* What the task asks
Only the pictures are left out: repeat the rest of the entries exactly.

=== Data for this exercise ===

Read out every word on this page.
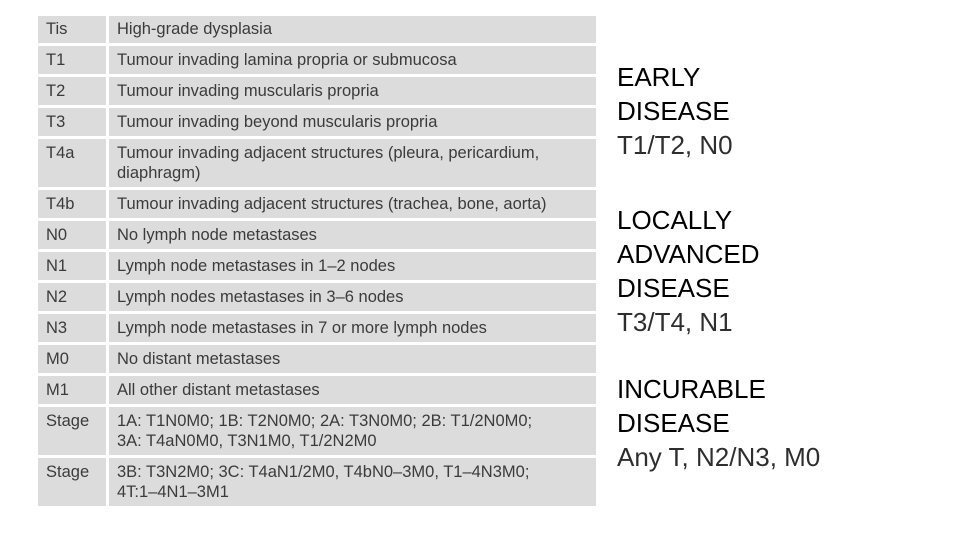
Tis	High-grade dysplasia
T1	Tumour invading lamina propria or submucosa
T2	Tumour invading muscularis propria
T3	Tumour invading beyond muscularis propria
T4a	Tumour invading adjacent structures (pleura, pericardium,
diaphragm)
T4b	Tumour invading adjacent structures (trachea, bone, aorta)
N0	No lymph node metastases
N1	Lymph node metastases in 1–2 nodes
N2	Lymph nodes metastases in 3–6 nodes
N3	Lymph node metastases in 7 or more lymph nodes
M0	No distant metastases
M1	All other distant metastases
Stage	1A: T1N0M0; 1B: T2N0M0; 2A: T3N0M0; 2B: T1/2N0M0;
3A: T4aN0M0, T3N1M0, T1/2N2M0
Stage	3B: T3N2M0; 3C: T4aN1/2M0, T4bN0–3M0, T1–4N3M0;
4T:1–4N1–3M1
EARLY
DISEASE
T1/T2, N0
LOCALLY
ADVANCED
DISEASE
T3/T4, N1
INCURABLE
DISEASE
Any T, N2/N3, M0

===

* The result
Read out every word on this page.
Tis	High-grade dysplasia
T1	Tumour invading lamina propria or submucosa
T2	Tumour invading muscularis propria
T3	Tumour invading beyond muscularis propria
T4a	Tumour invading adjacent structures (pleura, pericardium,
diaphragm)
T4b	Tumour invading adjacent structures (trachea, bone, aorta)
N0	No lymph node metastases
N1	Lymph node metastases in 1–2 nodes
N2	Lymph nodes metastases in 3–6 nodes
N3	Lymph node metastases in 7 or more lymph nodes
M0	No distant metastases
M1	All other distant metastases
Stage	1A: T1N0M0; 1B: T2N0M0; 2A: T3N0M0; 2B: T1/2N0M0;
3A: T4aN0M0, T3N1M0, T1/2N2M0
Stage	3B: T3N2M0; 3C: T4aN1/2M0, T4bN0–3M0, T1–4N3M0;
4T:1–4N1–3M1
EARLY
DISEASE
T1/T2, N0
LOCALLY
ADVANCED
DISEASE
T3/T4, N1
INCURABLE
DISEASE
Any T, N2/N3, M0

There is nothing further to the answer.